# [DIRECTIONS FOR THIS TASK]
The answer should contain all of the data, retyped without any alteration.

Content starts

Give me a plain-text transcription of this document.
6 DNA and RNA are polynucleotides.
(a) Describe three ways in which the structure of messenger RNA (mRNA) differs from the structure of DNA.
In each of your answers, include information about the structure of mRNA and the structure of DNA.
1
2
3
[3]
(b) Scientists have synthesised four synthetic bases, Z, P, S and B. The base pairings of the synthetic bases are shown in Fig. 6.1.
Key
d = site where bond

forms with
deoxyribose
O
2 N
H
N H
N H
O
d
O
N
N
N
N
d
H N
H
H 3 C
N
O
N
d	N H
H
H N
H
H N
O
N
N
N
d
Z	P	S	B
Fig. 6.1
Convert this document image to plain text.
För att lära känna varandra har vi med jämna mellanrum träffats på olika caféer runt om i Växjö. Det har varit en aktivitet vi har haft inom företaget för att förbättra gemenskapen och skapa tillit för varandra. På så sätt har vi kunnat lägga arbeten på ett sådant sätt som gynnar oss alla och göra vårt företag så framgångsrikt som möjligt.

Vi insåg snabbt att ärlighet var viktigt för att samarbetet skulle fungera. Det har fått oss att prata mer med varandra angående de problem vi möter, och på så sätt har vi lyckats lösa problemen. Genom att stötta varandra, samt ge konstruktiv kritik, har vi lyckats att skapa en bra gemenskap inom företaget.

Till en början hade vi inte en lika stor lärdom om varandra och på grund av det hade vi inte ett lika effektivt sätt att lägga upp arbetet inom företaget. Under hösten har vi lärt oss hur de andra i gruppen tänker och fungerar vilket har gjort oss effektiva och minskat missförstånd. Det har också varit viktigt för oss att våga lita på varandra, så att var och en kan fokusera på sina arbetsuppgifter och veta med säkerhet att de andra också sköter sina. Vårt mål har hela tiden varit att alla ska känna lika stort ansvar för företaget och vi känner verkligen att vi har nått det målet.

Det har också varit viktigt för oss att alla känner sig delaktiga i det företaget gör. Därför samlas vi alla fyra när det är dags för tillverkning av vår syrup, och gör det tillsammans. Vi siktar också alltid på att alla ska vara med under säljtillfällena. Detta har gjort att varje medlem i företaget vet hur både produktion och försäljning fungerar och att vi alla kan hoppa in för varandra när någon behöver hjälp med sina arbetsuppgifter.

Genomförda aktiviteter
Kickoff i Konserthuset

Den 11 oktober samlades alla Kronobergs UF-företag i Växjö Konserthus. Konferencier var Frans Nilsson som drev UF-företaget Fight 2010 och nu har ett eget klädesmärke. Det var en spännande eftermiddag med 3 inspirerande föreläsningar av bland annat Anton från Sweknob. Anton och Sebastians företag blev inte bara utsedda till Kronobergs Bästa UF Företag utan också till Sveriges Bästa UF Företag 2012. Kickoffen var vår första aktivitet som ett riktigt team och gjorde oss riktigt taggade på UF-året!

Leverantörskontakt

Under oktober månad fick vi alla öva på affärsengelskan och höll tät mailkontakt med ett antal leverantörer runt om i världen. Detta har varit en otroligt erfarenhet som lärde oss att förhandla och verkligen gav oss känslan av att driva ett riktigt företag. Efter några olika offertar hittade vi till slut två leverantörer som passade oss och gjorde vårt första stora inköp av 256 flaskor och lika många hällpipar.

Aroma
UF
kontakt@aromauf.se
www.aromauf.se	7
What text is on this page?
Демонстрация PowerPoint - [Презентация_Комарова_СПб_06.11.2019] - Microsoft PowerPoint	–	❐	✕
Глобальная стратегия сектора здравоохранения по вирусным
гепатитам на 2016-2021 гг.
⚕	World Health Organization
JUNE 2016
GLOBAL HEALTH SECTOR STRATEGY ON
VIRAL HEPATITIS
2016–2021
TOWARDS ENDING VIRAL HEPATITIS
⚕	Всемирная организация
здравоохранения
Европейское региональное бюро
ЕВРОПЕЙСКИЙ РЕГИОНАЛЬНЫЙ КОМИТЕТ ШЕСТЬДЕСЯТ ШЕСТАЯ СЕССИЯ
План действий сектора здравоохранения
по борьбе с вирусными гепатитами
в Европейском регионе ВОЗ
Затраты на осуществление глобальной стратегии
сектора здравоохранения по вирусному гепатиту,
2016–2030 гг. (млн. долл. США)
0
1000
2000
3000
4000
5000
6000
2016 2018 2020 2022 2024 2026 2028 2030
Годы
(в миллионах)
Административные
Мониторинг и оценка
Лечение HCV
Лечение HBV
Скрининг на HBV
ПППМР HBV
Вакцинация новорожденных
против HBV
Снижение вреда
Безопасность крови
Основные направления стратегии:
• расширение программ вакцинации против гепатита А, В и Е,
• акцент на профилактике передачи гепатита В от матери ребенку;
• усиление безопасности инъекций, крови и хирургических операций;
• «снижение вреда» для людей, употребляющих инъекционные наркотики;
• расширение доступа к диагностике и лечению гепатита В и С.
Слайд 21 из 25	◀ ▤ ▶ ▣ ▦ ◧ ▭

Content ends

# [REPLY]
Give me a plain-text transcription of this document.
6 DNA and RNA are polynucleotides.
(a) Describe three ways in which the structure of messenger RNA (mRNA) differs from the structure of DNA.
In each of your answers, include information about the structure of mRNA and the structure of DNA.
1
2
3
[3]
(b) Scientists have synthesised four synthetic bases, Z, P, S and B. The base pairings of the synthetic bases are shown in Fig. 6.1.
Key
d = site where bond

forms with
deoxyribose
O
2 N
H
N H
N H
O
d
O
N
N
N
N
d
H N
H
H 3 C
N
O
N
d	N H
H
H N
H
H N
O
N
N
N
d
Z	P	S	B
Fig. 6.1
Convert this document image to plain text.
För att lära känna varandra har vi med jämna mellanrum träffats på olika caféer runt om i Växjö. Det har varit en aktivitet vi har haft inom företaget för att förbättra gemenskapen och skapa tillit för varandra. På så sätt har vi kunnat lägga arbeten på ett sådant sätt som gynnar oss alla och göra vårt företag så framgångsrikt som möjligt.

Vi insåg snabbt att ärlighet var viktigt för att samarbetet skulle fungera. Det har fått oss att prata mer med varandra angående de problem vi möter, och på så sätt har vi lyckats lösa problemen. Genom att stötta varandra, samt ge konstruktiv kritik, har vi lyckats att skapa en bra gemenskap inom företaget.

Till en början hade vi inte en lika stor lärdom om varandra och på grund av det hade vi inte ett lika effektivt sätt att lägga upp arbetet inom företaget. Under hösten har vi lärt oss hur de andra i gruppen tänker och fungerar vilket har gjort oss effektiva och minskat missförstånd. Det har också varit viktigt för oss att våga lita på varandra, så att var och en kan fokusera på sina arbetsuppgifter och veta med säkerhet att de andra också sköter sina. Vårt mål har hela tiden varit att alla ska känna lika stort ansvar för företaget och vi känner verkligen att vi har nått det målet.

Det har också varit viktigt för oss att alla känner sig delaktiga i det företaget gör. Därför samlas vi alla fyra när det är dags för tillverkning av vår syrup, och gör det tillsammans. Vi siktar också alltid på att alla ska vara med under säljtillfällena. Detta har gjort att varje medlem i företaget vet hur både produktion och försäljning fungerar och att vi alla kan hoppa in för varandra när någon behöver hjälp med sina arbetsuppgifter.

Genomförda aktiviteter
Kickoff i Konserthuset

Den 11 oktober samlades alla Kronobergs UF-företag i Växjö Konserthus. Konferencier var Frans Nilsson som drev UF-företaget Fight 2010 och nu har ett eget klädesmärke. Det var en spännande eftermiddag med 3 inspirerande föreläsningar av bland annat Anton från Sweknob. Anton och Sebastians företag blev inte bara utsedda till Kronobergs Bästa UF Företag utan också till Sveriges Bästa UF Företag 2012. Kickoffen var vår första aktivitet som ett riktigt team och gjorde oss riktigt taggade på UF-året!

Leverantörskontakt

Under oktober månad fick vi alla öva på affärsengelskan och höll tät mailkontakt med ett antal leverantörer runt om i världen. Detta har varit en otroligt erfarenhet som lärde oss att förhandla och verkligen gav oss känslan av att driva ett riktigt företag. Efter några olika offertar hittade vi till slut två leverantörer som passade oss och gjorde vårt första stora inköp av 256 flaskor och lika många hällpipar.

Aroma
UF
kontakt@aromauf.se
www.aromauf.se	7
What text is on this page?
Демонстрация PowerPoint - [Презентация_Комарова_СПб_06.11.2019] - Microsoft PowerPoint	–	❐	✕
Глобальная стратегия сектора здравоохранения по вирусным
гепатитам на 2016-2021 гг.
⚕	World Health Organization
JUNE 2016
GLOBAL HEALTH SECTOR STRATEGY ON
VIRAL HEPATITIS
2016–2021
TOWARDS ENDING VIRAL HEPATITIS
⚕	Всемирная организация
здравоохранения
Европейское региональное бюро
ЕВРОПЕЙСКИЙ РЕГИОНАЛЬНЫЙ КОМИТЕТ ШЕСТЬДЕСЯТ ШЕСТАЯ СЕССИЯ
План действий сектора здравоохранения
по борьбе с вирусными гепатитами
в Европейском регионе ВОЗ
Затраты на осуществление глобальной стратегии
сектора здравоохранения по вирусному гепатиту,
2016–2030 гг. (млн. долл. США)
0
1000
2000
3000
4000
5000
6000
2016 2018 2020 2022 2024 2026 2028 2030
Годы
(в миллионах)
Административные
Мониторинг и оценка
Лечение HCV
Лечение HBV
Скрининг на HBV
ПППМР HBV
Вакцинация новорожденных
против HBV
Снижение вреда
Безопасность крови
Основные направления стратегии:
• расширение программ вакцинации против гепатита А, В и Е,
• акцент на профилактике передачи гепатита В от матери ребенку;
• усиление безопасности инъекций, крови и хирургических операций;
• «снижение вреда» для людей, употребляющих инъекционные наркотики;
• расширение доступа к диагностике и лечению гепатита В и С.
Слайд 21 из 25	◀ ▤ ▶ ▣ ▦ ◧ ▭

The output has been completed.